Find the lines holding the string "name" in the data, then copy all of them.

### Input data ###

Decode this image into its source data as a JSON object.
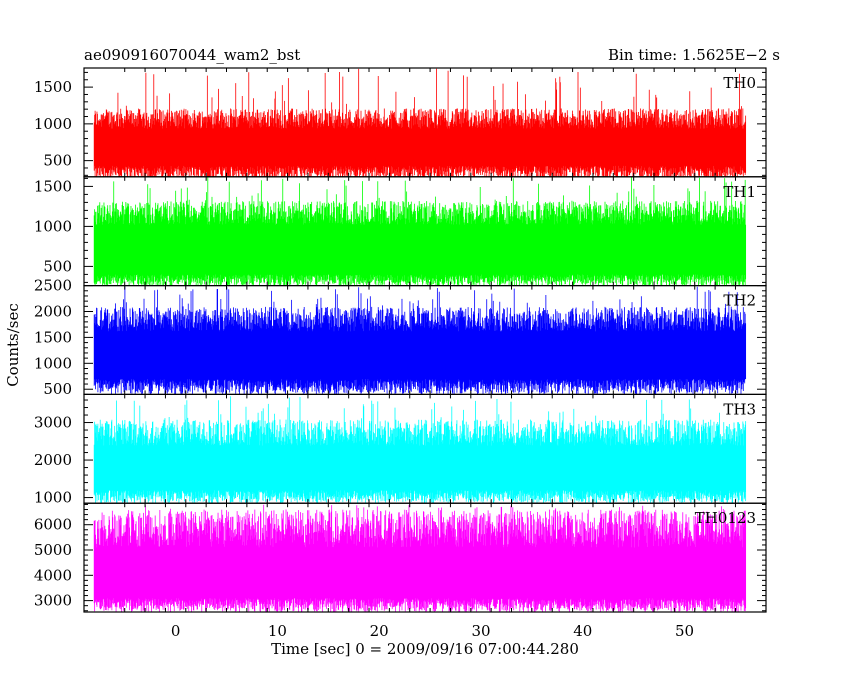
{
  "header": {
    "left_title": "ae090916070044_wam2_bst",
    "right_title": "Bin time: 1.5625E−2 s"
  },
  "chart_data": {
    "type": "line",
    "title": "ae090916070044_wam2_bst",
    "subtitle": "Bin time: 1.5625E−2 s",
    "xlabel": "Time [sec] 0 = 2009/09/16 07:00:44.280",
    "ylabel": "Counts/sec",
    "xlim": [
      -9,
      58
    ],
    "x_ticks": [
      0,
      10,
      20,
      30,
      40,
      50
    ],
    "x_range_data": [
      -8,
      56
    ],
    "grid": false,
    "panels": [
      {
        "name": "TH0",
        "color": "#ff0000",
        "ylim": [
          280,
          1760
        ],
        "y_ticks": [
          500,
          1000,
          1500
        ],
        "base": [
          240,
          430
        ],
        "peak": [
          900,
          1760
        ],
        "typ_peak": 1100
      },
      {
        "name": "TH1",
        "color": "#00ff00",
        "ylim": [
          260,
          1620
        ],
        "y_ticks": [
          500,
          1000,
          1500
        ],
        "base": [
          250,
          400
        ],
        "peak": [
          1000,
          1620
        ],
        "typ_peak": 1200
      },
      {
        "name": "TH2",
        "color": "#0000ff",
        "ylim": [
          400,
          2500
        ],
        "y_ticks": [
          500,
          1000,
          1500,
          2000,
          2500
        ],
        "base": [
          400,
          700
        ],
        "peak": [
          1700,
          2500
        ],
        "typ_peak": 1900
      },
      {
        "name": "TH3",
        "color": "#00ffff",
        "ylim": [
          850,
          3750
        ],
        "y_ticks": [
          1000,
          2000,
          3000
        ],
        "base": [
          850,
          1200
        ],
        "peak": [
          2600,
          3700
        ],
        "typ_peak": 2800
      },
      {
        "name": "TH0123",
        "color": "#ff00ff",
        "ylim": [
          2550,
          6850
        ],
        "y_ticks": [
          3000,
          4000,
          5000,
          6000
        ],
        "base": [
          2550,
          3100
        ],
        "peak": [
          5600,
          6800
        ],
        "typ_peak": 6000
      }
    ]
  }
}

###

> _Expected output_:
        "name": "TH0",
        "name": "TH1",
        "name": "TH2",
        "name": "TH3",
        "name": "TH0123",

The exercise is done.